### TEKS BACAAN
+ + + + +

Oleh Nurdiyansah Dalidjo

Sekjen AMAN Rukka Sombolinggi menyerukan kepada sekitar 700 orang Kader AMAN untuk menguatkan solidaritas terhadap sesama Masyarakat Adat pada kegiatan Konsolidasi Kader Pemula yang secara khusus diselenggarakan bagi para Kader Pemula yang tersebar di segala penjuru Nusantara pada Rabu, 29 September 2021.

AMAN memiliki kader yang terdiri dari empat kategori, yaitu Kader Pemula, Kader Penggerak, Kader Pemimpin, dan Kader Utama di tujuh region yang mencakup Jawa, Sumatera, Kalimantan, Sulawesi, Maluku, Bali-Nusa Tenggara, dan Papua. Kader Pemula merupakan jenjang kader paling bawah yang pula diisi oleh umumnya pemuda-pemuda adat, lelaki maupun perempuan, serta dengan jumlah yang relatif besar.

Pada pidato pembukaan, Rukka Sombolinggi menyampaikan bahwa tujuan konsolidasi adalah untuk memahami apa itu Masyarakat Adat bersama haknya serta memahami mengenai AMAN sebagai gerbong atau rumah besar bagi perjuangan Masyarakat Adat di Indonesia. Ia berharap - setelah mengikuti konsolidasi - kelak Kader Pemula akan mempunyai landasan yang kokoh untuk meyakini kebaikan dan kebenaran pada apa yang selama ini telah diperjuangkan bersama.

+ + + + +

(Data Tercatat)
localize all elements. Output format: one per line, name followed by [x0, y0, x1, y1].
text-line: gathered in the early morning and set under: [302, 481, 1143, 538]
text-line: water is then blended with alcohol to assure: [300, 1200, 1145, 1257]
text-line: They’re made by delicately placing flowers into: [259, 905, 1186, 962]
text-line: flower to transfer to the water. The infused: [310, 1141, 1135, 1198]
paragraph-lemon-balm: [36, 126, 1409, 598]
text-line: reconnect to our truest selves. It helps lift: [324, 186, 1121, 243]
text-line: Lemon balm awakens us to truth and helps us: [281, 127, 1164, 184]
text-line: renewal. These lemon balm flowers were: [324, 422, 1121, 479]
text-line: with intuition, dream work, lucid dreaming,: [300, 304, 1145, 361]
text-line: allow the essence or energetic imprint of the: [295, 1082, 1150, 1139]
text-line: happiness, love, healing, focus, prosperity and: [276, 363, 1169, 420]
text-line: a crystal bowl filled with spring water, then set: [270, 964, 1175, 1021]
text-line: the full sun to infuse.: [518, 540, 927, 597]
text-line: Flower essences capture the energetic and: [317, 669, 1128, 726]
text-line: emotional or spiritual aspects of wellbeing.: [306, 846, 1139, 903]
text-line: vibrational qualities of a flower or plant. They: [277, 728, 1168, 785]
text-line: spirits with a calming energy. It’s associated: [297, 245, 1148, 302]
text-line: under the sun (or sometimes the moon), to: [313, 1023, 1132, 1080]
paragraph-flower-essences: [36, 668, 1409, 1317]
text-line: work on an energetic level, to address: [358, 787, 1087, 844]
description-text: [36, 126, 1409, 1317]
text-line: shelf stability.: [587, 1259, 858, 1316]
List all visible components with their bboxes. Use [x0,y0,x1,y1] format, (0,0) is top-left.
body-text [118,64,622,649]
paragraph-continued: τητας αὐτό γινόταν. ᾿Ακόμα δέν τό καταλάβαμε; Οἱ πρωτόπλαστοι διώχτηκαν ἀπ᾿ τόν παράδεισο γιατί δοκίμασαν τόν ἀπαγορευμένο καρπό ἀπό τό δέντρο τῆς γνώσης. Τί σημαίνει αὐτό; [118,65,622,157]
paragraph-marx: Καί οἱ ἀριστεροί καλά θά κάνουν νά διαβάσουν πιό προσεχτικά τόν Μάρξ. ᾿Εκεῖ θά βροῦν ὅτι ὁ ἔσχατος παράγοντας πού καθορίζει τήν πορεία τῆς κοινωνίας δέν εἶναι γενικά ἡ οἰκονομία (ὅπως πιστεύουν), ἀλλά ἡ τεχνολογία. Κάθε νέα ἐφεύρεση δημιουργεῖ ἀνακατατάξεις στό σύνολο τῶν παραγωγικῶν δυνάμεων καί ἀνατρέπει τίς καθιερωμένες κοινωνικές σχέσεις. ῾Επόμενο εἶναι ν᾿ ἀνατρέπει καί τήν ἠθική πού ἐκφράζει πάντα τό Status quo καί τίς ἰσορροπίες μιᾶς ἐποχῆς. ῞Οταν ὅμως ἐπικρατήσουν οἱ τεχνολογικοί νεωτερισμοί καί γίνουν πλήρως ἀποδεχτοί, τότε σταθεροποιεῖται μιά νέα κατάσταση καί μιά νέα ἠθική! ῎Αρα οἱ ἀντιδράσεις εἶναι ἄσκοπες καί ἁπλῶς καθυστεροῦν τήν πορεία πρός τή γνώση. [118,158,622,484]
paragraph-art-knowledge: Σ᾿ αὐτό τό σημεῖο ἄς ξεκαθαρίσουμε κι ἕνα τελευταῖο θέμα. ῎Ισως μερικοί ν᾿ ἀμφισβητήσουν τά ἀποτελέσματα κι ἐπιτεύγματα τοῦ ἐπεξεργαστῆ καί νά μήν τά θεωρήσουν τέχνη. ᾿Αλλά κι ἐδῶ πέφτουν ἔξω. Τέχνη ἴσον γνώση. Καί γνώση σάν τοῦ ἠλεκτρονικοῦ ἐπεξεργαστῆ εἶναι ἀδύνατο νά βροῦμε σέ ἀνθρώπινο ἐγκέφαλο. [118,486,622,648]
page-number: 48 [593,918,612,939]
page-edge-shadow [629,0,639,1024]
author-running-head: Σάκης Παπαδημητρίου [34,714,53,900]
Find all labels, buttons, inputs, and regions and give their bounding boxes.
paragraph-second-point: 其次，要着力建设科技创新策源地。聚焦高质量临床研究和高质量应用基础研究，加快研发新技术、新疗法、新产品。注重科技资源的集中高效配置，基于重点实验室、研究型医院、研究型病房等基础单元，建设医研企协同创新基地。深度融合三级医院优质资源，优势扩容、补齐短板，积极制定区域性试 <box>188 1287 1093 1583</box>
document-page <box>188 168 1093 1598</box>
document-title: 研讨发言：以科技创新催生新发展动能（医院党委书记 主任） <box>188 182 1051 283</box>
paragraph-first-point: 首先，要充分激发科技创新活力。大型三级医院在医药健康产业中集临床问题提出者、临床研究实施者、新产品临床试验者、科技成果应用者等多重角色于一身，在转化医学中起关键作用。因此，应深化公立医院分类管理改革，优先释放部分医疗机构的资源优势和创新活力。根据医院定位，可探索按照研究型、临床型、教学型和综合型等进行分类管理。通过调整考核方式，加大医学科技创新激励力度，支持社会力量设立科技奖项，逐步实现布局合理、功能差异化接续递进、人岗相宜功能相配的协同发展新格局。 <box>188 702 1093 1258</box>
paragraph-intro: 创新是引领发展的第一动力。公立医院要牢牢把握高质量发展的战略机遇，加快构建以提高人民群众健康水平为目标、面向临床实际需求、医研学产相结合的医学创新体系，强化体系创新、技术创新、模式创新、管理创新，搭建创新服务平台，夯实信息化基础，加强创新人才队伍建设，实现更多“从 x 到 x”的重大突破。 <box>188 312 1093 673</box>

+ + + + +

### TUGAS DIBERIKAN 1
Periksa apakah setiap pernyataan berikut sesuai dengan teks tentang konsolidasi Kader Pemula AMAN, lalu jawab ya atau tidak disertai kutipan kata-kata teks yang menentukan: (a) Konsolidasi Kader Pemula diselenggarakan pada hari Rabu. (b) AMAN memiliki kader dalam lima kategori. (c) Kader Pemula adalah jenjang kader paling atas.
### TUGAS DIBERIKAN 2
Teruskan teks tentang konsolidasi Kader Pemula AMAN mulai dari kalimat terakhirnya.
Daftar data tersebut tidak berkaitan dengan teks.

### HASIL AKHIR 1
(a) Ya: "pada Rabu, 29 September 2021".
(b) Tidak: "empat kategori, yaitu Kader Pemula, Kader Penggerak, Kader Pemimpin, dan Kader Utama".
(c) Tidak: "Kader Pemula merupakan jenjang kader paling bawah".

### HASIL AKHIR 2
“Kita harus menjaga rasa senasib sepenanggungan dengan Masyarakat Adat apa pun dan di mana pun,” ucap Sekjen AMAN ketika mengutip salah satu pesan yang tertera pada Maklumat Kongres Masyarakat Adat Nusantara (KMAN) yang terakhir. “Satu Masyarakat Adat saja ditindas, maka  itu adalah lambang dari seluruh kita. Kita harus saling bergandeng tangan dan mendukung. Kalau ada saudara-saudara kita yang sedang dirampas haknya dan berjuang, kita tak boleh diam!”

Bagi AMAN, Kader Pemula adalah penopang gerakan Masyarakat Adat dan punya makna maupun peran yang sama pentingnya dengan kader lain serta para pemimpin organisasi Masyarakat Adat.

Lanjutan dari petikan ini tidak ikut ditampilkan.